● Given data:

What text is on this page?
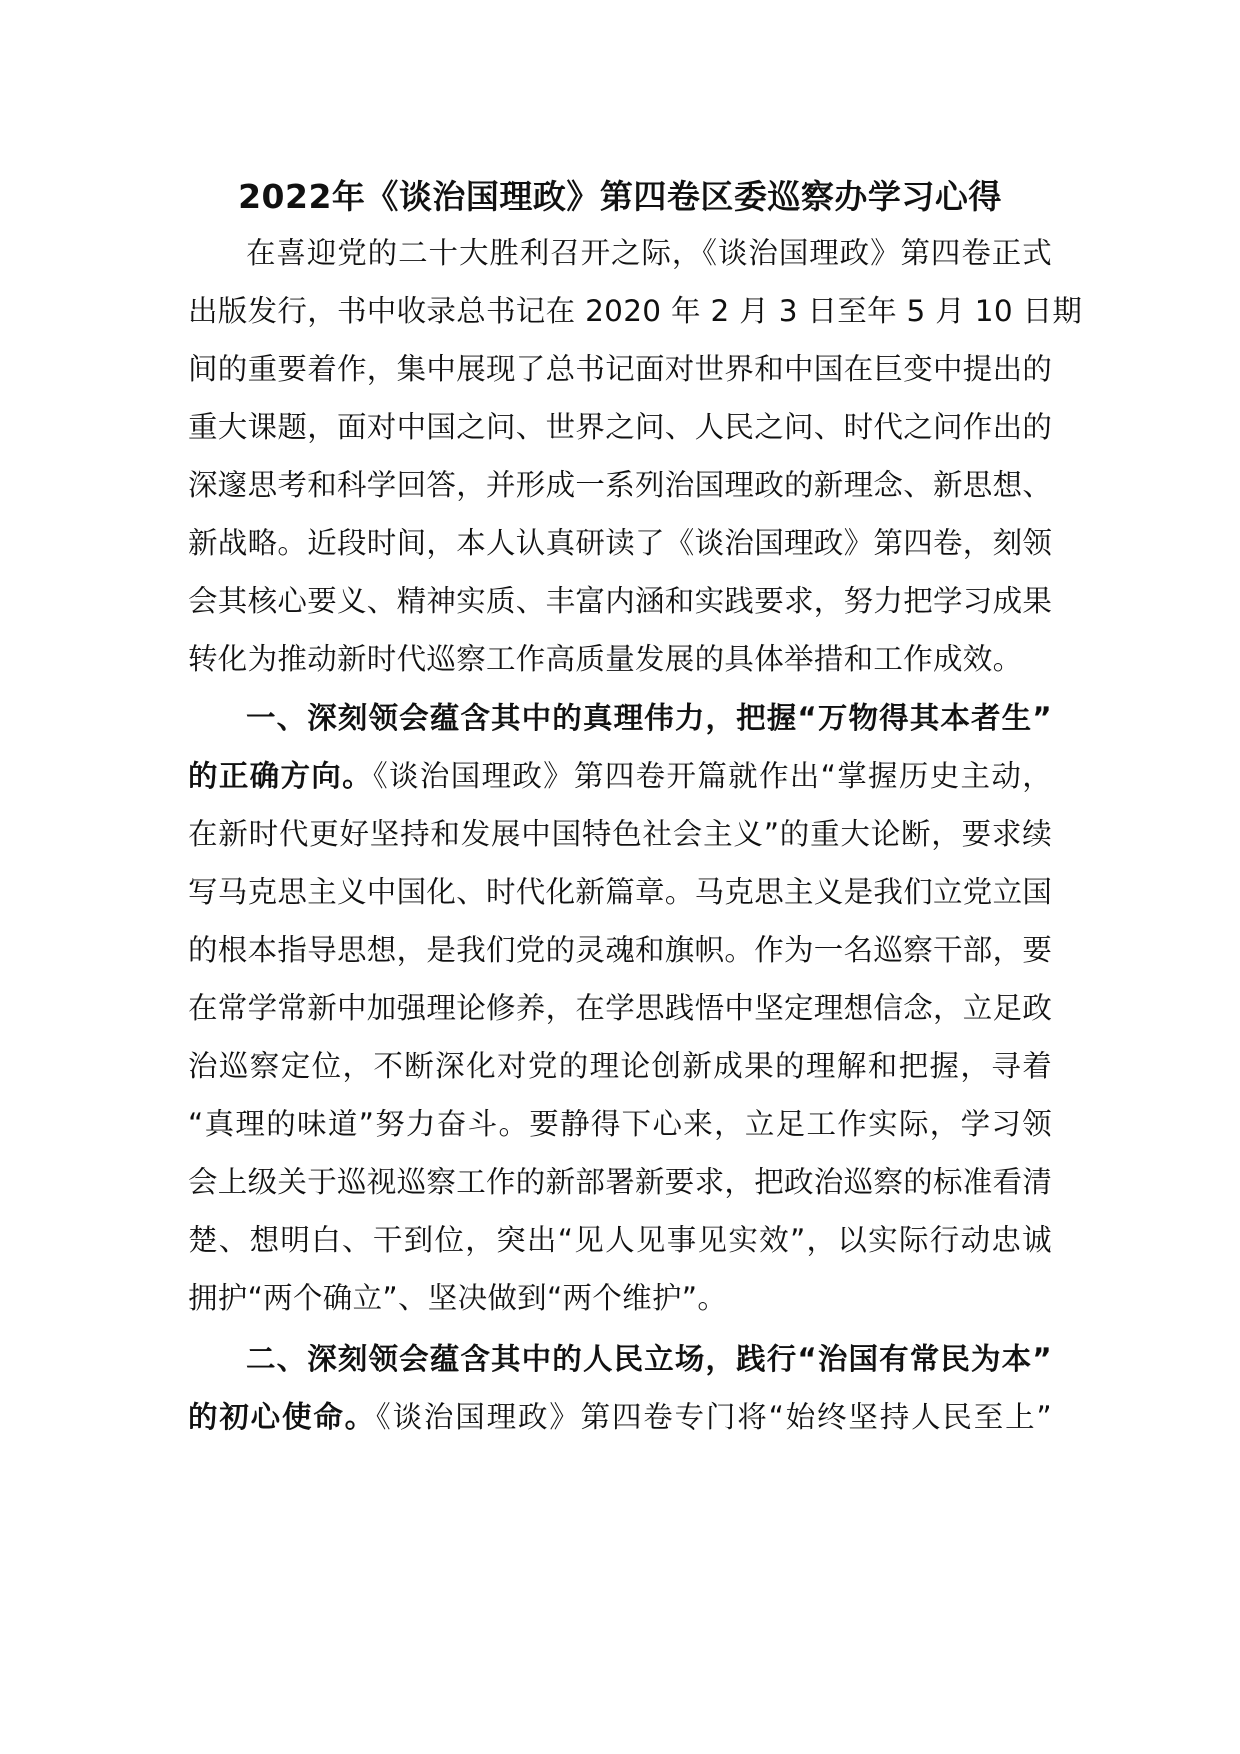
2022年《谈治国理政》第四卷区委巡察办学习心得
在喜迎党的二十大胜利召开之际，《谈治国理政》第四卷正式
出版发行，书中收录总书记在 2020 年 2 月 3 日至年 5 月 10 日期
间的重要着作，集中展现了总书记面对世界和中国在巨变中提出的
重大课题，面对中国之问、世界之问、人民之问、时代之问作出的
深邃思考和科学回答，并形成一系列治国理政的新理念、新思想、
新战略。近段时间，本人认真研读了《谈治国理政》第四卷，刻领
会其核心要义、精神实质、丰富内涵和实践要求，努力把学习成果
转化为推动新时代巡察工作高质量发展的具体举措和工作成效。
一、深刻领会蕴含其中的真理伟力，把握“万物得其本者生”
的正确方向。《谈治国理政》第四卷开篇就作出“掌握历史主动，
在新时代更好坚持和发展中国特色社会主义”的重大论断，要求续
写马克思主义中国化、时代化新篇章。马克思主义是我们立党立国
的根本指导思想，是我们党的灵魂和旗帜。作为一名巡察干部，要
在常学常新中加强理论修养，在学思践悟中坚定理想信念，立足政
治巡察定位，不断深化对党的理论创新成果的理解和把握，寻着
“真理的味道”努力奋斗。要静得下心来，立足工作实际，学习领
会上级关于巡视巡察工作的新部署新要求，把政治巡察的标准看清
楚、想明白、干到位，突出“见人见事见实效”，以实际行动忠诚
拥护“两个确立”、坚决做到“两个维护”。
二、深刻领会蕴含其中的人民立场，践行“治国有常民为本”
的初心使命。《谈治国理政》第四卷专门将“始终坚持人民至上”
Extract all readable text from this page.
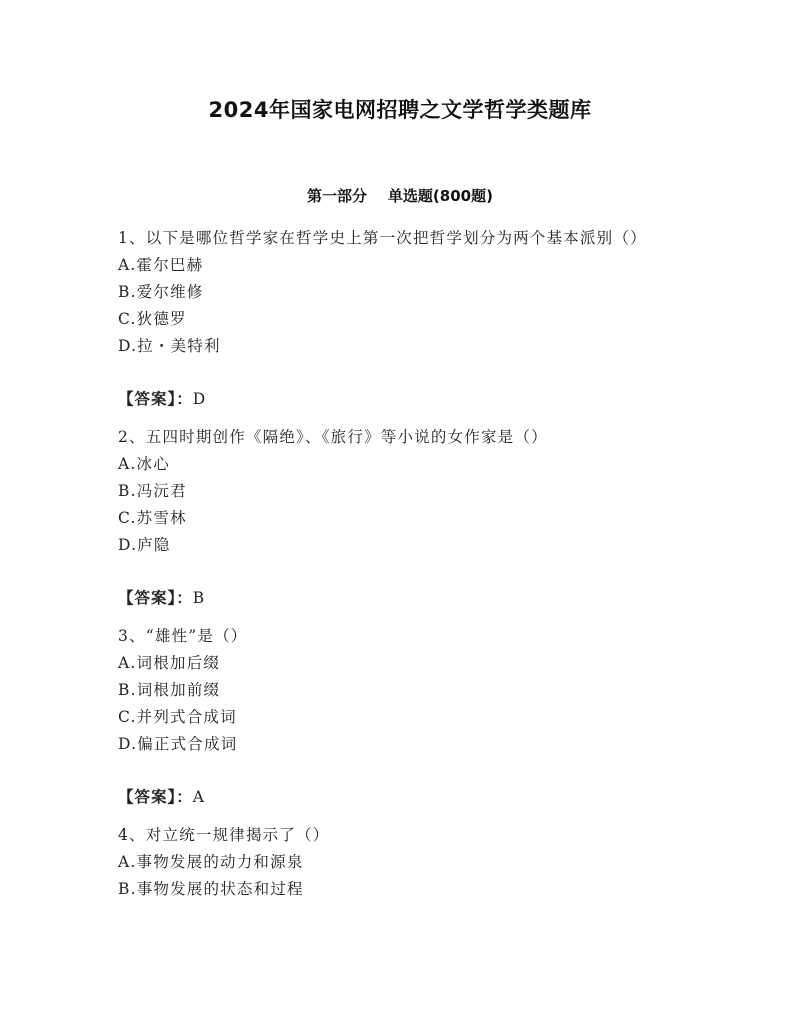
2024年国家电网招聘之文学哲学类题库
第一部分    单选题(800题)

1、以下是哪位哲学家在哲学史上第一次把哲学划分为两个基本派别（）

A.霍尔巴赫

B.爱尔维修

C.狄德罗

D.拉・美特利

【答案】：D

2、五四时期创作《隔绝》、《旅行》等小说的女作家是（）

A.冰心

B.冯沅君

C.苏雪林

D.庐隐

【答案】：B

3、“雄性”是（）

A.词根加后缀

B.词根加前缀

C.并列式合成词

D.偏正式合成词

【答案】：A

4、对立统一规律揭示了（）

A.事物发展的动力和源泉

B.事物发展的状态和过程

● To do: From the line containing "Extract all readable text from this page." through the last line of the records, both included, output those lines exactly and nothing else; skip the pictures.

● The output:
Extract all readable text from this page.
2024年国家电网招聘之文学哲学类题库
第一部分    单选题(800题)

1、以下是哪位哲学家在哲学史上第一次把哲学划分为两个基本派别（）

A.霍尔巴赫

B.爱尔维修

C.狄德罗

D.拉・美特利

【答案】：D

2、五四时期创作《隔绝》、《旅行》等小说的女作家是（）

A.冰心

B.冯沅君

C.苏雪林

D.庐隐

【答案】：B

3、“雄性”是（）

A.词根加后缀

B.词根加前缀

C.并列式合成词

D.偏正式合成词

【答案】：A

4、对立统一规律揭示了（）

A.事物发展的动力和源泉

B.事物发展的状态和过程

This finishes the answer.